**Required work**
Work out the number of lines containing "content". Answer with nothing but that number.
-*-*-
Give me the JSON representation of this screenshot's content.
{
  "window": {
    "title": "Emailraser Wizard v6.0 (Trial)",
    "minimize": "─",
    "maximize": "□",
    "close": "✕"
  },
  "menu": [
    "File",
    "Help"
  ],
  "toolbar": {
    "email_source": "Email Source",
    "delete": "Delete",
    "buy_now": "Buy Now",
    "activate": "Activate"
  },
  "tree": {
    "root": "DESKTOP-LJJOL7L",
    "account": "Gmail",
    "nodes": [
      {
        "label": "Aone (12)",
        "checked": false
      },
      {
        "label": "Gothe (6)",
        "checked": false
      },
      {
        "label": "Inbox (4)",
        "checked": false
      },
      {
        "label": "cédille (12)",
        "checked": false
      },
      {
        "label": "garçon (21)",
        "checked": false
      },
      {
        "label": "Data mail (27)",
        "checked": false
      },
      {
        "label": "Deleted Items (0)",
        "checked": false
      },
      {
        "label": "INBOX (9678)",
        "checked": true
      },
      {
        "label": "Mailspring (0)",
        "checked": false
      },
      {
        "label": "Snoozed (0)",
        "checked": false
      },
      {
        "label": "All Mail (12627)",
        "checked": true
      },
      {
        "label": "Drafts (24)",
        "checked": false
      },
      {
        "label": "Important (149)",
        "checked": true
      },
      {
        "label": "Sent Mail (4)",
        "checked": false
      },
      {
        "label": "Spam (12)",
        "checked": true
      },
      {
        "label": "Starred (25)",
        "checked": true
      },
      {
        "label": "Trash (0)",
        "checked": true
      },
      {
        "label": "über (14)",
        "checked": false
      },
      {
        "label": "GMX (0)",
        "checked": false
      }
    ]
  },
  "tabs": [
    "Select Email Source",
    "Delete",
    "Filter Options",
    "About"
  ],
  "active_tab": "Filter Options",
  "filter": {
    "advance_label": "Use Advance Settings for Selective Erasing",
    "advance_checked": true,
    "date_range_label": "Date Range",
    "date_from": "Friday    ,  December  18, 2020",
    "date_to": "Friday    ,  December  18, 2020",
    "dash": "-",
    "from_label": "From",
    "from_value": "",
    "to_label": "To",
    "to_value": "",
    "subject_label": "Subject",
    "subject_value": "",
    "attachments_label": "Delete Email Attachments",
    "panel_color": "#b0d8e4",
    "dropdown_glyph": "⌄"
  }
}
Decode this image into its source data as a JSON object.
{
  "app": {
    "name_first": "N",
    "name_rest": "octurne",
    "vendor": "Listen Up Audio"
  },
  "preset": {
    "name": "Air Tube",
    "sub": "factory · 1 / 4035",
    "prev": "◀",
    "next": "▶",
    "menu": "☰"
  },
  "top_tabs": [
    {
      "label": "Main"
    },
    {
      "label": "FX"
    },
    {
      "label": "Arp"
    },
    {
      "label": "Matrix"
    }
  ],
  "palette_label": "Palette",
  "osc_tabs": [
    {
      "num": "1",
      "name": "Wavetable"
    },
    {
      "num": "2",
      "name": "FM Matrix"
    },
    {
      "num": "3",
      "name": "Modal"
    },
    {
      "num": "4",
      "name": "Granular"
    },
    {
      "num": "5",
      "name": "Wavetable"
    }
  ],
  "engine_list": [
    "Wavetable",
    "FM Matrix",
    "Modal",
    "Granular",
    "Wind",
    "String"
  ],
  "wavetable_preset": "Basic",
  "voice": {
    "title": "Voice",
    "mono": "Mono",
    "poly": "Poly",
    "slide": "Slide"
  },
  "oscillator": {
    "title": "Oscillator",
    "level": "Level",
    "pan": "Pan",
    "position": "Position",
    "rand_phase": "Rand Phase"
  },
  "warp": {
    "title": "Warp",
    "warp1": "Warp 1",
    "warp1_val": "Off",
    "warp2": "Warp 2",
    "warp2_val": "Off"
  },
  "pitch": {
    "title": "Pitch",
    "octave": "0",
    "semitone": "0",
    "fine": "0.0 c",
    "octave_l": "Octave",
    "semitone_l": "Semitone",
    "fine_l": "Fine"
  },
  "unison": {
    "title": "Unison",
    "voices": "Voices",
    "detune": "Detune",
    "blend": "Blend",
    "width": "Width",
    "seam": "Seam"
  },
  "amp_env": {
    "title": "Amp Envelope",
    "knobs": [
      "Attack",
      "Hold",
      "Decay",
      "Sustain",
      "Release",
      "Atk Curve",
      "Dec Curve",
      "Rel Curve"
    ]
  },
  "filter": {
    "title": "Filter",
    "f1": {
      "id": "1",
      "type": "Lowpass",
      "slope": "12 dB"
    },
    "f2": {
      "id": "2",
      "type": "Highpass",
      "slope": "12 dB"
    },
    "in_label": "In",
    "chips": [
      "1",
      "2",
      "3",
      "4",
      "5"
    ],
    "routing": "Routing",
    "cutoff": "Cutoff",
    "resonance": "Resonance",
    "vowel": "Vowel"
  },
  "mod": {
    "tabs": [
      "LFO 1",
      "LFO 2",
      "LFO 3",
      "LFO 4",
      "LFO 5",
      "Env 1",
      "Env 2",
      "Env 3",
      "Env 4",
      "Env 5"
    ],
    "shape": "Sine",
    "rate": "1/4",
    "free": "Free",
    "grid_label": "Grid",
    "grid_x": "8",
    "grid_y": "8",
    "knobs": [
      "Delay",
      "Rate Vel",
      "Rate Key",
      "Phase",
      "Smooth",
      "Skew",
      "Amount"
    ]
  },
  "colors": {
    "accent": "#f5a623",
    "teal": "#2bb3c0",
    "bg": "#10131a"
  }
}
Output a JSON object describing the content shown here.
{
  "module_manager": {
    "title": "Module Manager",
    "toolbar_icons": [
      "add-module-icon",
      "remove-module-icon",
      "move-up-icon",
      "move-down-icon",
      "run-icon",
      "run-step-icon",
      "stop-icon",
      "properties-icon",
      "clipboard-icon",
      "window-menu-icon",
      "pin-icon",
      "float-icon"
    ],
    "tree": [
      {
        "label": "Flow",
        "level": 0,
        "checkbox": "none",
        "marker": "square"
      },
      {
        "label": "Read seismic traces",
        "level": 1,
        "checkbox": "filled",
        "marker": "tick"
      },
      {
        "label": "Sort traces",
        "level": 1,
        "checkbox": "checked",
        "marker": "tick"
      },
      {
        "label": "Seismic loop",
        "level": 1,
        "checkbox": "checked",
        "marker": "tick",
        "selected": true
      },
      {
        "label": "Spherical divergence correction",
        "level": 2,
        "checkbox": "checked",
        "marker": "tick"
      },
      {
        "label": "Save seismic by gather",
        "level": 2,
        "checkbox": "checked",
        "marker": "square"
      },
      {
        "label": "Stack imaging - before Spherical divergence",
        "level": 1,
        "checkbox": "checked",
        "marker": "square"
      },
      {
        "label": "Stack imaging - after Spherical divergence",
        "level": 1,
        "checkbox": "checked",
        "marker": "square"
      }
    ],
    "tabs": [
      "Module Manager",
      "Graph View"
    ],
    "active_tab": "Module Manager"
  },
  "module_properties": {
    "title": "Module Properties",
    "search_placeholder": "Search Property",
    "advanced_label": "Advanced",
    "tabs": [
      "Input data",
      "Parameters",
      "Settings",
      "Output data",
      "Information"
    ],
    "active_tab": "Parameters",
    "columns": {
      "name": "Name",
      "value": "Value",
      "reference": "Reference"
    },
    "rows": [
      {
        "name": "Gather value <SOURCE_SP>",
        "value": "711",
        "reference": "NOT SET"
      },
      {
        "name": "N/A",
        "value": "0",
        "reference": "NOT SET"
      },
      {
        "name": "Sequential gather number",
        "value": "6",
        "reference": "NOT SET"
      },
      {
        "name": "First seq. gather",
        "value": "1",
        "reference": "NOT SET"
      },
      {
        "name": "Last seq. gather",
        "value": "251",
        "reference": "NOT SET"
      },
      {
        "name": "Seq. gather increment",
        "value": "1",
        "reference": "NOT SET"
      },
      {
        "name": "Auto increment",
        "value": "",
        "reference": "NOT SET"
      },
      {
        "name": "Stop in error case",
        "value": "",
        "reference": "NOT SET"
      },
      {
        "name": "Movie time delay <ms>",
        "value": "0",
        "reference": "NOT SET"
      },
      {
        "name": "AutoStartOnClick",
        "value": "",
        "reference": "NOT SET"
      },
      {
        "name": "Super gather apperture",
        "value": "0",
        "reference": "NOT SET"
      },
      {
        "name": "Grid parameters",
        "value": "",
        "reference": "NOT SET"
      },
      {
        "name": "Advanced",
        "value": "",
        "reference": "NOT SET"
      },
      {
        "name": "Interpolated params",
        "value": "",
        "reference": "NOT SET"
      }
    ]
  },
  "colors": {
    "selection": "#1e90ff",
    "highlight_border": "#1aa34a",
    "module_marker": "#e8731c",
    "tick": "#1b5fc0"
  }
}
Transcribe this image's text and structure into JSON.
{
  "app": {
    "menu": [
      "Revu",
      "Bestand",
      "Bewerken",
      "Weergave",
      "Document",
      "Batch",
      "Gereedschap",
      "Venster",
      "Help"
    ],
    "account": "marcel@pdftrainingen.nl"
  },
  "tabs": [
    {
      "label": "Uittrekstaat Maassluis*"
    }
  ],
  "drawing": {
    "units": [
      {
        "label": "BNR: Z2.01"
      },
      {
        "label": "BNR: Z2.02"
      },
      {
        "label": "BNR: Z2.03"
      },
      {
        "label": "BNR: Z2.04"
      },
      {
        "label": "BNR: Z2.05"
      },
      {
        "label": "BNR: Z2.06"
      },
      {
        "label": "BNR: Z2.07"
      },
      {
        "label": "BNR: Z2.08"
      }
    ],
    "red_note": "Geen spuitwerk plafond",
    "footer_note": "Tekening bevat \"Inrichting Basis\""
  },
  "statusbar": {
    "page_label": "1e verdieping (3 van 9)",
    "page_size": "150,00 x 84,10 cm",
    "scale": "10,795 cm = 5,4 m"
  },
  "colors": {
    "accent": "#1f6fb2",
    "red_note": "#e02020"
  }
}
-*-*-
**Result below**
2